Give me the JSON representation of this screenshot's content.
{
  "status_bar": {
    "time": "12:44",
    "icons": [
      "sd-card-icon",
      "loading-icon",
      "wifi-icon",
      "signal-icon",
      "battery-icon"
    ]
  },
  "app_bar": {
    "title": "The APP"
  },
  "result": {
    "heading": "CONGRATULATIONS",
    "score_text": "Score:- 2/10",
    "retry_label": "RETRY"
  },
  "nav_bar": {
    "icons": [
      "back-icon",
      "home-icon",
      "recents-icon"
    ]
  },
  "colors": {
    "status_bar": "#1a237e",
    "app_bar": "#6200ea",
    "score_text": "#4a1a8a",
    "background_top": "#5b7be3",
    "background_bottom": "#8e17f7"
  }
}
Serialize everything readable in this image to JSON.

+ + + + +

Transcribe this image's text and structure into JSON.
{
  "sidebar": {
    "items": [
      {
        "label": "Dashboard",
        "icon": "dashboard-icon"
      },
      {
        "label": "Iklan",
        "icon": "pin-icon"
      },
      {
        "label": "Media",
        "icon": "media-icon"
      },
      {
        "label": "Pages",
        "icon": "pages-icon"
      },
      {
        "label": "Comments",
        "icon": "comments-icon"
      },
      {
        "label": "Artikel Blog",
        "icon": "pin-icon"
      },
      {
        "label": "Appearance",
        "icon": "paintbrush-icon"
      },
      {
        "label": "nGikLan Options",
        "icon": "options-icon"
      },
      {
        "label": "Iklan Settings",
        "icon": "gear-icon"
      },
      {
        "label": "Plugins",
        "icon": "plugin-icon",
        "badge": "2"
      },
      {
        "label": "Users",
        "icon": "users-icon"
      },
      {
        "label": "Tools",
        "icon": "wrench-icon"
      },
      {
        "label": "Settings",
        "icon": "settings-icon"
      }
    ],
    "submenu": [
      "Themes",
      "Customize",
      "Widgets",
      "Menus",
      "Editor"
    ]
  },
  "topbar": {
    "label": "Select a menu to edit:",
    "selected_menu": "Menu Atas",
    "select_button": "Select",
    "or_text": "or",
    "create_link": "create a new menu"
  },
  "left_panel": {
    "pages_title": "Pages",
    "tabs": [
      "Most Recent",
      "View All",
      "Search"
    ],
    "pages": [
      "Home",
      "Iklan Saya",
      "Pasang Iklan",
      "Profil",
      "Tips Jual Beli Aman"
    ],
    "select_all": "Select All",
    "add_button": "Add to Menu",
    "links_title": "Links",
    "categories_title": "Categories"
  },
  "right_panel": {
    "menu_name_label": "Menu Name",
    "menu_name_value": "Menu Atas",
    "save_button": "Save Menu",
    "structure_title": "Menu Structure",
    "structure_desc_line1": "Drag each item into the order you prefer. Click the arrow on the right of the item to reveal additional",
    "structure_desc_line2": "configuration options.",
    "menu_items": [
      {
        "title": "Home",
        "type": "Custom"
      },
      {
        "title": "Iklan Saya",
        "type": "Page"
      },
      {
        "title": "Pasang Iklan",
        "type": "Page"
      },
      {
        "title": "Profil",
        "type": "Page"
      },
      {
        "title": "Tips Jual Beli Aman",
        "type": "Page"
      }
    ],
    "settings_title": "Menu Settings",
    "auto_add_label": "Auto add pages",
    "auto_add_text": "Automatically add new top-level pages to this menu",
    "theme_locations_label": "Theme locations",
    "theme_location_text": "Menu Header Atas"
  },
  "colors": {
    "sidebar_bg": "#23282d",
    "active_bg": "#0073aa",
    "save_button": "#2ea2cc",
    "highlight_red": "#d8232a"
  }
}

+ + + + +

Work to do »
Above are records; repeat only the lines starting at the line with "Give me the" and ending at the line with "Serialize everything readable", exactly as they appear, both included.

The reply »
Give me the JSON representation of this screenshot's content.
{
  "status_bar": {
    "time": "12:44",
    "icons": [
      "sd-card-icon",
      "loading-icon",
      "wifi-icon",
      "signal-icon",
      "battery-icon"
    ]
  },
  "app_bar": {
    "title": "The APP"
  },
  "result": {
    "heading": "CONGRATULATIONS",
    "score_text": "Score:- 2/10",
    "retry_label": "RETRY"
  },
  "nav_bar": {
    "icons": [
      "back-icon",
      "home-icon",
      "recents-icon"
    ]
  },
  "colors": {
    "status_bar": "#1a237e",
    "app_bar": "#6200ea",
    "score_text": "#4a1a8a",
    "background_top": "#5b7be3",
    "background_bottom": "#8e17f7"
  }
}
Serialize everything readable in this image to JSON.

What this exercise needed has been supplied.